Records for the exercise:
++++
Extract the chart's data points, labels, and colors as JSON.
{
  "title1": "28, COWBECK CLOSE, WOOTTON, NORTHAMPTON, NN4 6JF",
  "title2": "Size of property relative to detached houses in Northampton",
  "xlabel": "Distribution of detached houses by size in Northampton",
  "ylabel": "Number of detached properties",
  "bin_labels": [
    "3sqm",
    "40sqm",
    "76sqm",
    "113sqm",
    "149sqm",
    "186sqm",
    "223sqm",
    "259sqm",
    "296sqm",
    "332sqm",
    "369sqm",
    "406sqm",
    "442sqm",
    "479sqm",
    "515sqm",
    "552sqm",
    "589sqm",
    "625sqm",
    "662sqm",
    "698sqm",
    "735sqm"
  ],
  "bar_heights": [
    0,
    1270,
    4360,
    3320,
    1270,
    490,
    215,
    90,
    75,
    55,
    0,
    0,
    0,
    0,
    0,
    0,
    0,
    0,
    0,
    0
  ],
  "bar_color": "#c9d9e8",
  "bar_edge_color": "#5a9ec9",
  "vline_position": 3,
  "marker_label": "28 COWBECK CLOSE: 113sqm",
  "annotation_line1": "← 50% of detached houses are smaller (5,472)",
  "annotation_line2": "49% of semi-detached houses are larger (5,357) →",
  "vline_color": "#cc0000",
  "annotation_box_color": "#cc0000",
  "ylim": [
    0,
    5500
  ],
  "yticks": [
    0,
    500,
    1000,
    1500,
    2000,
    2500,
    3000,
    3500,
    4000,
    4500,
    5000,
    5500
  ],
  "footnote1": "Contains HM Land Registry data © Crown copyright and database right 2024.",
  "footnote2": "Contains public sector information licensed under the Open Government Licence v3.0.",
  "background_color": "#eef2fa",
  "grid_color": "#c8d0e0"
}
++++
Given task:
Copy out each line exactly as written.

Task response:
Extract the chart's data points, labels, and colors as JSON.
{
  "title1": "28, COWBECK CLOSE, WOOTTON, NORTHAMPTON, NN4 6JF",
  "title2": "Size of property relative to detached houses in Northampton",
  "xlabel": "Distribution of detached houses by size in Northampton",
  "ylabel": "Number of detached properties",
  "bin_labels": [
    "3sqm",
    "40sqm",
    "76sqm",
    "113sqm",
    "149sqm",
    "186sqm",
    "223sqm",
    "259sqm",
    "296sqm",
    "332sqm",
    "369sqm",
    "406sqm",
    "442sqm",
    "479sqm",
    "515sqm",
    "552sqm",
    "589sqm",
    "625sqm",
    "662sqm",
    "698sqm",
    "735sqm"
  ],
  "bar_heights": [
    0,
    1270,
    4360,
    3320,
    1270,
    490,
    215,
    90,
    75,
    55,
    0,
    0,
    0,
    0,
    0,
    0,
    0,
    0,
    0,
    0
  ],
  "bar_color": "#c9d9e8",
  "bar_edge_color": "#5a9ec9",
  "vline_position": 3,
  "marker_label": "28 COWBECK CLOSE: 113sqm",
  "annotation_line1": "← 50% of detached houses are smaller (5,472)",
  "annotation_line2": "49% of semi-detached houses are larger (5,357) →",
  "vline_color": "#cc0000",
  "annotation_box_color": "#cc0000",
  "ylim": [
    0,
    5500
  ],
  "yticks": [
    0,
    500,
    1000,
    1500,
    2000,
    2500,
    3000,
    3500,
    4000,
    4500,
    5000,
    5500
  ],
  "footnote1": "Contains HM Land Registry data © Crown copyright and database right 2024.",
  "footnote2": "Contains public sector information licensed under the Open Government Licence v3.0.",
  "background_color": "#eef2fa",
  "grid_color": "#c8d0e0"
}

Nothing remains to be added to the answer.